**Requirements**
Copy each line exactly. Drop every picture.
-=-=-=-=-
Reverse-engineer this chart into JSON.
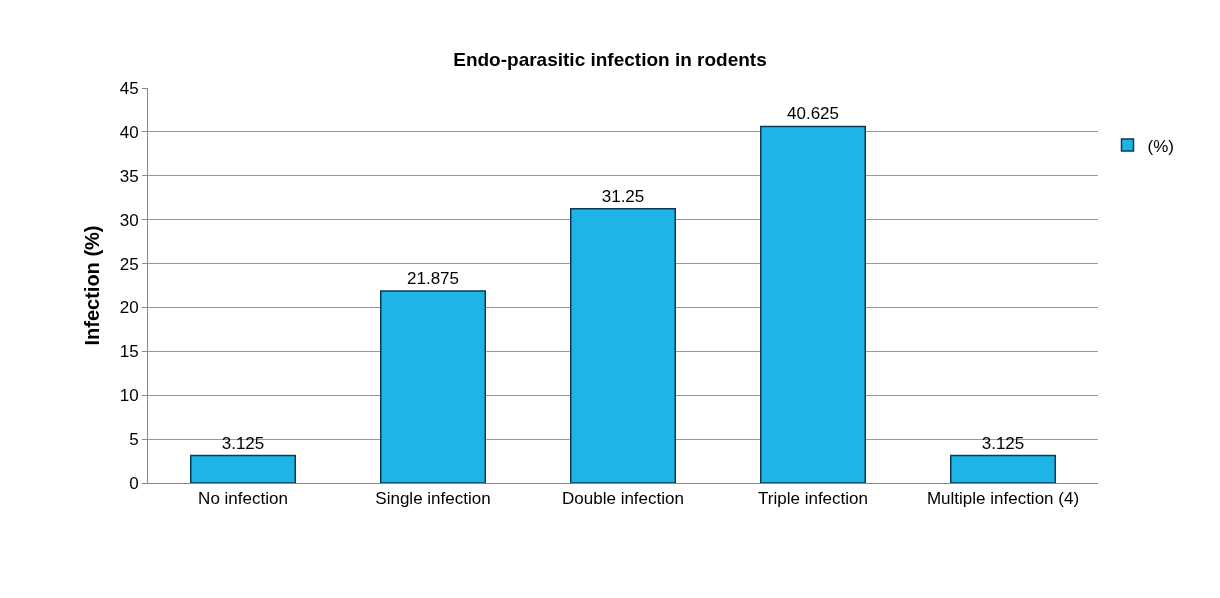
{
  "chart_data": {
    "type": "bar",
    "title": "Endo-parasitic infection in rodents",
    "ylabel": "Infection (%)",
    "categories": [
      "No infection",
      "Single infection",
      "Double infection",
      "Triple infection",
      "Multiple infection (4)"
    ],
    "series": [
      {
        "name": "(%)",
        "color": "#1eb4e6",
        "values": [
          3.125,
          21.875,
          31.25,
          40.625,
          3.125
        ]
      }
    ],
    "ylim": [
      0,
      45
    ],
    "yticks": [
      0,
      5,
      10,
      15,
      20,
      25,
      30,
      35,
      40,
      45
    ],
    "grid": "y",
    "legend": "top right",
    "data_labels": true
  }
}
-=-=-=-=-
**Correct response**
Reverse-engineer this chart into JSON.
{
  "chart_data": {
    "type": "bar",
    "title": "Endo-parasitic infection in rodents",
    "ylabel": "Infection (%)",
    "categories": [
      "No infection",
      "Single infection",
      "Double infection",
      "Triple infection",
      "Multiple infection (4)"
    ],
    "series": [
      {
        "name": "(%)",
        "color": "#1eb4e6",
        "values": [
          3.125,
          21.875,
          31.25,
          40.625,
          3.125
        ]
      }
    ],
    "ylim": [
      0,
      45
    ],
    "yticks": [
      0,
      5,
      10,
      15,
      20,
      25,
      30,
      35,
      40,
      45
    ],
    "grid": "y",
    "legend": "top right",
    "data_labels": true
  }
}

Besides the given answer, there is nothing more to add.